(Dataset rows)
═══

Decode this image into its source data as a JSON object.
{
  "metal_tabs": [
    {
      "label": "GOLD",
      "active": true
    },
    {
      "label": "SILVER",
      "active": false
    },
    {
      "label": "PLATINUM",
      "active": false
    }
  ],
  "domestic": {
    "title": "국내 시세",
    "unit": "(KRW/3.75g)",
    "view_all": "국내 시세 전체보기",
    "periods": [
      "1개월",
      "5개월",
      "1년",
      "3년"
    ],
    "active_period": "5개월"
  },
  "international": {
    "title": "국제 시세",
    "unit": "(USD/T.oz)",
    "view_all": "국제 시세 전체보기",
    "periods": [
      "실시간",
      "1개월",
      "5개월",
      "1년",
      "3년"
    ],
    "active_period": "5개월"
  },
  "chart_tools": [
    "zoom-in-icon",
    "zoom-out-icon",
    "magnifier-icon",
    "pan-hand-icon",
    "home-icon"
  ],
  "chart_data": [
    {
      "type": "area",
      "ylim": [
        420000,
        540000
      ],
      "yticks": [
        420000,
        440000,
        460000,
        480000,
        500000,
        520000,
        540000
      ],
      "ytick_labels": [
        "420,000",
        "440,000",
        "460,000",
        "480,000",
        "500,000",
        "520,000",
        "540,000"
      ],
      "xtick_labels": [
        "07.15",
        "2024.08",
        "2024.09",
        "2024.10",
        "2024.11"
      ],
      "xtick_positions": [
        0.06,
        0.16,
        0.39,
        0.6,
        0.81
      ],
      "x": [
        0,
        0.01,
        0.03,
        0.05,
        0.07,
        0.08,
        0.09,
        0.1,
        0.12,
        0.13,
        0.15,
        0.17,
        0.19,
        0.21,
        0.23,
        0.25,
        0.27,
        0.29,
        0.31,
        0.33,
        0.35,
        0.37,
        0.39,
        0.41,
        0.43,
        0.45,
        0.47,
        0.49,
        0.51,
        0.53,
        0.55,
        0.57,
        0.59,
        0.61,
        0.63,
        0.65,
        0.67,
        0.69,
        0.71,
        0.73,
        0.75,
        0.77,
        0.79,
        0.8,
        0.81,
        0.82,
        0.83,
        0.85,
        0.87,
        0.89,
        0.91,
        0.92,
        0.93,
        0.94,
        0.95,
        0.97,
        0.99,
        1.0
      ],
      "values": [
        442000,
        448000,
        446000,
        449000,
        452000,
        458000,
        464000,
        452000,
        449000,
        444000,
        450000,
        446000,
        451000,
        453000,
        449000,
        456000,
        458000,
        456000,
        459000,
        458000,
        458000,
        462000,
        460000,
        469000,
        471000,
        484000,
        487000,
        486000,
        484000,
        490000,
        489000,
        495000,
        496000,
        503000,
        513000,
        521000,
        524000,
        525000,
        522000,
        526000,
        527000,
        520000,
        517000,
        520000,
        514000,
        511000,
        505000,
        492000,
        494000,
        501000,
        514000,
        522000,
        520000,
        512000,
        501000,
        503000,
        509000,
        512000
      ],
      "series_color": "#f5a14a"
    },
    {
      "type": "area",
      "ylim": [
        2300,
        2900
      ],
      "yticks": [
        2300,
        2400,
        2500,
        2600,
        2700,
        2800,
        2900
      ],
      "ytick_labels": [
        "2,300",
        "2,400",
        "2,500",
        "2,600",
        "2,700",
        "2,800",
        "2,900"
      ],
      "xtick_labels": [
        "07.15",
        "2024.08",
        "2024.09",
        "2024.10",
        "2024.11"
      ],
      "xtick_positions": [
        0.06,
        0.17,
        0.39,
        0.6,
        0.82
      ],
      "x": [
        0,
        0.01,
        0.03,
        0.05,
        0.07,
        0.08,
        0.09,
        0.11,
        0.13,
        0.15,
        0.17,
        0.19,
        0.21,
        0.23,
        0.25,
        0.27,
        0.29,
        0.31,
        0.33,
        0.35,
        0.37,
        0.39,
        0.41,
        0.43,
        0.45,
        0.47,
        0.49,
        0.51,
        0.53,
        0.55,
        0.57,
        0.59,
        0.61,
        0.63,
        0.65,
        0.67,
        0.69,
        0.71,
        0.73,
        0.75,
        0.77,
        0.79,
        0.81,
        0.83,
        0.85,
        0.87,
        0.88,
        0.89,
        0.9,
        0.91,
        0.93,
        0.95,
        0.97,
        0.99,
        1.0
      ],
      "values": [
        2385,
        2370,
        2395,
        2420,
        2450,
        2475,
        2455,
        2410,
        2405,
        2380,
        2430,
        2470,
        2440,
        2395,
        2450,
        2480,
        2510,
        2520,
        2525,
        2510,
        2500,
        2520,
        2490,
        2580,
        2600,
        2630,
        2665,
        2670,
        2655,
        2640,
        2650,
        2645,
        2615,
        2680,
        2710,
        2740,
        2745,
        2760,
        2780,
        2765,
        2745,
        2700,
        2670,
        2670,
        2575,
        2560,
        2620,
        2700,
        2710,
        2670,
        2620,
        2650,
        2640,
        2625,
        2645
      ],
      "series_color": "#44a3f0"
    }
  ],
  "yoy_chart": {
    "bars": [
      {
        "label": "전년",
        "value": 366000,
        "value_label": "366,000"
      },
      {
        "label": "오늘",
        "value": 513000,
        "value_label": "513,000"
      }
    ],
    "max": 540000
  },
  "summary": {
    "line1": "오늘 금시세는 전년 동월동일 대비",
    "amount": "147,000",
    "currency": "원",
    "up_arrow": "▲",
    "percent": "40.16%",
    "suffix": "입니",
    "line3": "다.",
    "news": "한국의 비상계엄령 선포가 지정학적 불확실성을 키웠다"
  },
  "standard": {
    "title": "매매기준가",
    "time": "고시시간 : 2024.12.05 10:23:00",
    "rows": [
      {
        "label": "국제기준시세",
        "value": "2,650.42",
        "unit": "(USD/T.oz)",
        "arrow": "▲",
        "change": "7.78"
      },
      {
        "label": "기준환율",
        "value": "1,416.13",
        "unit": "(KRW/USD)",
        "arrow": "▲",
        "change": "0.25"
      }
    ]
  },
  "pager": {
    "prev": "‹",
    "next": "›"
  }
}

═══

Task
Quote each line of the listing above exactly.

Task solution
Decode this image into its source data as a JSON object.
{
  "metal_tabs": [
    {
      "label": "GOLD",
      "active": true
    },
    {
      "label": "SILVER",
      "active": false
    },
    {
      "label": "PLATINUM",
      "active": false
    }
  ],
  "domestic": {
    "title": "국내 시세",
    "unit": "(KRW/3.75g)",
    "view_all": "국내 시세 전체보기",
    "periods": [
      "1개월",
      "5개월",
      "1년",
      "3년"
    ],
    "active_period": "5개월"
  },
  "international": {
    "title": "국제 시세",
    "unit": "(USD/T.oz)",
    "view_all": "국제 시세 전체보기",
    "periods": [
      "실시간",
      "1개월",
      "5개월",
      "1년",
      "3년"
    ],
    "active_period": "5개월"
  },
  "chart_tools": [
    "zoom-in-icon",
    "zoom-out-icon",
    "magnifier-icon",
    "pan-hand-icon",
    "home-icon"
  ],
  "chart_data": [
    {
      "type": "area",
      "ylim": [
        420000,
        540000
      ],
      "yticks": [
        420000,
        440000,
        460000,
        480000,
        500000,
        520000,
        540000
      ],
      "ytick_labels": [
        "420,000",
        "440,000",
        "460,000",
        "480,000",
        "500,000",
        "520,000",
        "540,000"
      ],
      "xtick_labels": [
        "07.15",
        "2024.08",
        "2024.09",
        "2024.10",
        "2024.11"
      ],
      "xtick_positions": [
        0.06,
        0.16,
        0.39,
        0.6,
        0.81
      ],
      "x": [
        0,
        0.01,
        0.03,
        0.05,
        0.07,
        0.08,
        0.09,
        0.1,
        0.12,
        0.13,
        0.15,
        0.17,
        0.19,
        0.21,
        0.23,
        0.25,
        0.27,
        0.29,
        0.31,
        0.33,
        0.35,
        0.37,
        0.39,
        0.41,
        0.43,
        0.45,
        0.47,
        0.49,
        0.51,
        0.53,
        0.55,
        0.57,
        0.59,
        0.61,
        0.63,
        0.65,
        0.67,
        0.69,
        0.71,
        0.73,
        0.75,
        0.77,
        0.79,
        0.8,
        0.81,
        0.82,
        0.83,
        0.85,
        0.87,
        0.89,
        0.91,
        0.92,
        0.93,
        0.94,
        0.95,
        0.97,
        0.99,
        1.0
      ],
      "values": [
        442000,
        448000,
        446000,
        449000,
        452000,
        458000,
        464000,
        452000,
        449000,
        444000,
        450000,
        446000,
        451000,
        453000,
        449000,
        456000,
        458000,
        456000,
        459000,
        458000,
        458000,
        462000,
        460000,
        469000,
        471000,
        484000,
        487000,
        486000,
        484000,
        490000,
        489000,
        495000,
        496000,
        503000,
        513000,
        521000,
        524000,
        525000,
        522000,
        526000,
        527000,
        520000,
        517000,
        520000,
        514000,
        511000,
        505000,
        492000,
        494000,
        501000,
        514000,
        522000,
        520000,
        512000,
        501000,
        503000,
        509000,
        512000
      ],
      "series_color": "#f5a14a"
    },
    {
      "type": "area",
      "ylim": [
        2300,
        2900
      ],
      "yticks": [
        2300,
        2400,
        2500,
        2600,
        2700,
        2800,
        2900
      ],
      "ytick_labels": [
        "2,300",
        "2,400",
        "2,500",
        "2,600",
        "2,700",
        "2,800",
        "2,900"
      ],
      "xtick_labels": [
        "07.15",
        "2024.08",
        "2024.09",
        "2024.10",
        "2024.11"
      ],
      "xtick_positions": [
        0.06,
        0.17,
        0.39,
        0.6,
        0.82
      ],
      "x": [
        0,
        0.01,
        0.03,
        0.05,
        0.07,
        0.08,
        0.09,
        0.11,
        0.13,
        0.15,
        0.17,
        0.19,
        0.21,
        0.23,
        0.25,
        0.27,
        0.29,
        0.31,
        0.33,
        0.35,
        0.37,
        0.39,
        0.41,
        0.43,
        0.45,
        0.47,
        0.49,
        0.51,
        0.53,
        0.55,
        0.57,
        0.59,
        0.61,
        0.63,
        0.65,
        0.67,
        0.69,
        0.71,
        0.73,
        0.75,
        0.77,
        0.79,
        0.81,
        0.83,
        0.85,
        0.87,
        0.88,
        0.89,
        0.9,
        0.91,
        0.93,
        0.95,
        0.97,
        0.99,
        1.0
      ],
      "values": [
        2385,
        2370,
        2395,
        2420,
        2450,
        2475,
        2455,
        2410,
        2405,
        2380,
        2430,
        2470,
        2440,
        2395,
        2450,
        2480,
        2510,
        2520,
        2525,
        2510,
        2500,
        2520,
        2490,
        2580,
        2600,
        2630,
        2665,
        2670,
        2655,
        2640,
        2650,
        2645,
        2615,
        2680,
        2710,
        2740,
        2745,
        2760,
        2780,
        2765,
        2745,
        2700,
        2670,
        2670,
        2575,
        2560,
        2620,
        2700,
        2710,
        2670,
        2620,
        2650,
        2640,
        2625,
        2645
      ],
      "series_color": "#44a3f0"
    }
  ],
  "yoy_chart": {
    "bars": [
      {
        "label": "전년",
        "value": 366000,
        "value_label": "366,000"
      },
      {
        "label": "오늘",
        "value": 513000,
        "value_label": "513,000"
      }
    ],
    "max": 540000
  },
  "summary": {
    "line1": "오늘 금시세는 전년 동월동일 대비",
    "amount": "147,000",
    "currency": "원",
    "up_arrow": "▲",
    "percent": "40.16%",
    "suffix": "입니",
    "line3": "다.",
    "news": "한국의 비상계엄령 선포가 지정학적 불확실성을 키웠다"
  },
  "standard": {
    "title": "매매기준가",
    "time": "고시시간 : 2024.12.05 10:23:00",
    "rows": [
      {
        "label": "국제기준시세",
        "value": "2,650.42",
        "unit": "(USD/T.oz)",
        "arrow": "▲",
        "change": "7.78"
      },
      {
        "label": "기준환율",
        "value": "1,416.13",
        "unit": "(KRW/USD)",
        "arrow": "▲",
        "change": "0.25"
      }
    ]
  },
  "pager": {
    "prev": "‹",
    "next": "›"
  }
}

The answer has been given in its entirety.